— BEGIN —

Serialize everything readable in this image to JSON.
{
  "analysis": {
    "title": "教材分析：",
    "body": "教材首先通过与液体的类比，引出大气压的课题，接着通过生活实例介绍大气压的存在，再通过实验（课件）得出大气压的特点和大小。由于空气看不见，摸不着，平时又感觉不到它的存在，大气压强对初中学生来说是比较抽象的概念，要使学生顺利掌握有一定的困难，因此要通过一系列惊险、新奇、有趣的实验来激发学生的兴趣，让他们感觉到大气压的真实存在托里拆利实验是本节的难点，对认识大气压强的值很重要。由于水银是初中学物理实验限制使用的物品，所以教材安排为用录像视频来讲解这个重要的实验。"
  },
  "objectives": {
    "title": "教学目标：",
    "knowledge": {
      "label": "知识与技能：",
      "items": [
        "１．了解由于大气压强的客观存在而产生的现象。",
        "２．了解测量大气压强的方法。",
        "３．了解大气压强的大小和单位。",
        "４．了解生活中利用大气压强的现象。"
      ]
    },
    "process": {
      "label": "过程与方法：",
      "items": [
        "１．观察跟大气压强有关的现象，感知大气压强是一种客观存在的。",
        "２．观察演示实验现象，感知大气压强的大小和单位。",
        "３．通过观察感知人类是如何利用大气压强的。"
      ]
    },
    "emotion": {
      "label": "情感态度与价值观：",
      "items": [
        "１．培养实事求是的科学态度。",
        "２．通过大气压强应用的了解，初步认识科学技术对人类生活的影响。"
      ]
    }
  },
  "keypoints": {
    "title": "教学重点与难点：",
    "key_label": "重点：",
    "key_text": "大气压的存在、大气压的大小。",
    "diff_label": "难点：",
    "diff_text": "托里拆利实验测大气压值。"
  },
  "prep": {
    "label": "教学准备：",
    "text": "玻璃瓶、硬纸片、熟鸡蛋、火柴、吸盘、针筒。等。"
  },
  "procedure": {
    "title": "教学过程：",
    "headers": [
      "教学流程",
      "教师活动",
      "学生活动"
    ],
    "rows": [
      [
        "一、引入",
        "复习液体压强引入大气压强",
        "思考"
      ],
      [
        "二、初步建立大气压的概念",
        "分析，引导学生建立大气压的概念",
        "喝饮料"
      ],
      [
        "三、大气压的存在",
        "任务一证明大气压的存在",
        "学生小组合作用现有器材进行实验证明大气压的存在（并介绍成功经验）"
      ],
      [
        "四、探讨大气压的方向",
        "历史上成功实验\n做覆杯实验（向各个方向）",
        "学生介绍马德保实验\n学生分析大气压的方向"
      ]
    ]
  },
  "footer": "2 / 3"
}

— END —

Write out the listing once more, matching it exactly.

Serialize everything readable in this image to JSON.
{
  "analysis": {
    "title": "教材分析：",
    "body": "教材首先通过与液体的类比，引出大气压的课题，接着通过生活实例介绍大气压的存在，再通过实验（课件）得出大气压的特点和大小。由于空气看不见，摸不着，平时又感觉不到它的存在，大气压强对初中学生来说是比较抽象的概念，要使学生顺利掌握有一定的困难，因此要通过一系列惊险、新奇、有趣的实验来激发学生的兴趣，让他们感觉到大气压的真实存在托里拆利实验是本节的难点，对认识大气压强的值很重要。由于水银是初中学物理实验限制使用的物品，所以教材安排为用录像视频来讲解这个重要的实验。"
  },
  "objectives": {
    "title": "教学目标：",
    "knowledge": {
      "label": "知识与技能：",
      "items": [
        "１．了解由于大气压强的客观存在而产生的现象。",
        "２．了解测量大气压强的方法。",
        "３．了解大气压强的大小和单位。",
        "４．了解生活中利用大气压强的现象。"
      ]
    },
    "process": {
      "label": "过程与方法：",
      "items": [
        "１．观察跟大气压强有关的现象，感知大气压强是一种客观存在的。",
        "２．观察演示实验现象，感知大气压强的大小和单位。",
        "３．通过观察感知人类是如何利用大气压强的。"
      ]
    },
    "emotion": {
      "label": "情感态度与价值观：",
      "items": [
        "１．培养实事求是的科学态度。",
        "２．通过大气压强应用的了解，初步认识科学技术对人类生活的影响。"
      ]
    }
  },
  "keypoints": {
    "title": "教学重点与难点：",
    "key_label": "重点：",
    "key_text": "大气压的存在、大气压的大小。",
    "diff_label": "难点：",
    "diff_text": "托里拆利实验测大气压值。"
  },
  "prep": {
    "label": "教学准备：",
    "text": "玻璃瓶、硬纸片、熟鸡蛋、火柴、吸盘、针筒。等。"
  },
  "procedure": {
    "title": "教学过程：",
    "headers": [
      "教学流程",
      "教师活动",
      "学生活动"
    ],
    "rows": [
      [
        "一、引入",
        "复习液体压强引入大气压强",
        "思考"
      ],
      [
        "二、初步建立大气压的概念",
        "分析，引导学生建立大气压的概念",
        "喝饮料"
      ],
      [
        "三、大气压的存在",
        "任务一证明大气压的存在",
        "学生小组合作用现有器材进行实验证明大气压的存在（并介绍成功经验）"
      ],
      [
        "四、探讨大气压的方向",
        "历史上成功实验\n做覆杯实验（向各个方向）",
        "学生介绍马德保实验\n学生分析大气压的方向"
      ]
    ]
  },
  "footer": "2 / 3"
}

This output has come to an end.